Short exercise: Look through the material below. Copy each line that contains the string "عليها".
---------- Input data ----------
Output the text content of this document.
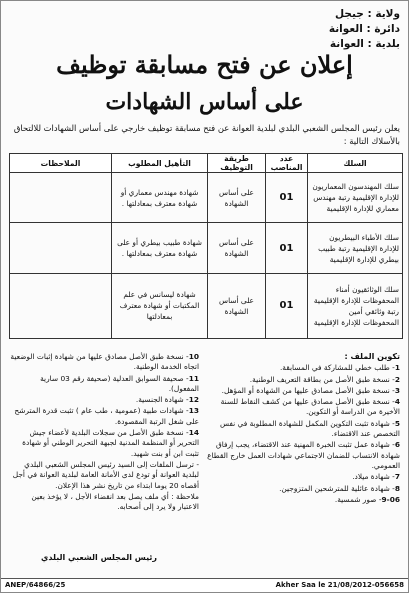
ولاية : جيجل
دائرة : العوانة
بلدية : العوانة
إعلان عن فتح مسابقة توظيف
على أساس الشهادات
يعلن رئيس المجلس الشعبي البلدي لبلدية العوانة عن فتح مسابقة توظيف خارجي على أساس الشهادات للالتحاق بالأسلاك التالية :
السلك	عدد المناصب	طريقة التوظيف	التأهيل المطلوب	الملاحظات
سلك المهندسون المعماريون للإدارة الإقليمية رتبة مهندس معماري للإدارة الإقليمية	01	على أساس الشهادة	شهادة مهندس معماري أو شهادة معترف بمعادلتها .	
سلك الأطباء البيطريون للإدارة الإقليمية رتبة طبيب بيطري للإدارة الإقليمية	01	على أساس الشهادة	شهادة طبيب بيطري أو على شهادة معترف بمعادلتها .	
سلك الوثائقيون أمناء المحفوظات للإدارة الإقليمية رتبة وثائقي أمين المحفوظات للإدارة الإقليمية	01	على أساس الشهادة	شهادة ليسانس في علم المكتبات أو شهادة معترف بمعادلتها	
تكوين الملف :
1- طلب خطي للمشاركة في المسابقة.
2- نسخة طبق الأصل من بطاقة التعريف الوطنية.
3- نسخة طبق الأصل مصادق عليها من الشهادة أو المؤهل.
4- نسخة طبق الأصل مصادق عليها من كشف النقاط للسنة الأخيرة من الدراسة أو التكوين.
5- شهادة تثبت التكوين المكمل للشهادة المطلوبة في نفس التخصص عند الاقتضاء.
6- شهادة عمل تثبت الخبرة المهنية عند الاقتضاء، يجب إرفاق شهادة الانتساب للضمان الاجتماعي شهادات العمل خارج القطاع العمومي.
7- شهادة ميلاد.
8- شهادة عائلية للمترشحين المتزوجين.
9-06- صور شمسية.
10- نسخة طبق الأصل مصادق عليها من شهادة إثبات الوضعية اتجاه الخدمة الوطنية.
11- صحيفة السوابق العدلية (صحيفة رقم 03 سارية المفعول).
12- شهادة الجنسية.
13- شهادات طبية (عمومية ، طب عام ) تثبت قدرة المترشح على شغل الرتبة المقصودة.
14- نسخة طبق الأصل من سجلات البلدية لأعضاء جيش التحرير أو المنظمة المدنية لجبهة التحرير الوطني أو شهادة تثبت ابن أو بنت شهيد.
- ترسل الملفات إلى السيد رئيس المجلس الشعبي البلدي لبلدية العوانة أو تودع لدى الأمانة العامة لبلدية العوانة في أجل أقصاه 20 يوما ابتداء من تاريخ نشر هذا الإعلان.
ملاحظة : أي ملف يصل بعد انقضاء الأجل ، لا يؤخذ بعين الاعتبار ولا يرد إلى أصحابه.
رئيس المجلس الشعبي البلدي
ANEP/64866/25	Akher Saa le 21/08/2012-056658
----------
Answer for the task:
3- نسخة طبق الأصل مصادق عليها من الشهادة أو المؤهل.
4- نسخة طبق الأصل مصادق عليها من كشف النقاط للسنة الأخيرة من الدراسة أو التكوين.
10- نسخة طبق الأصل مصادق عليها من شهادة إثبات الوضعية اتجاه الخدمة الوطنية.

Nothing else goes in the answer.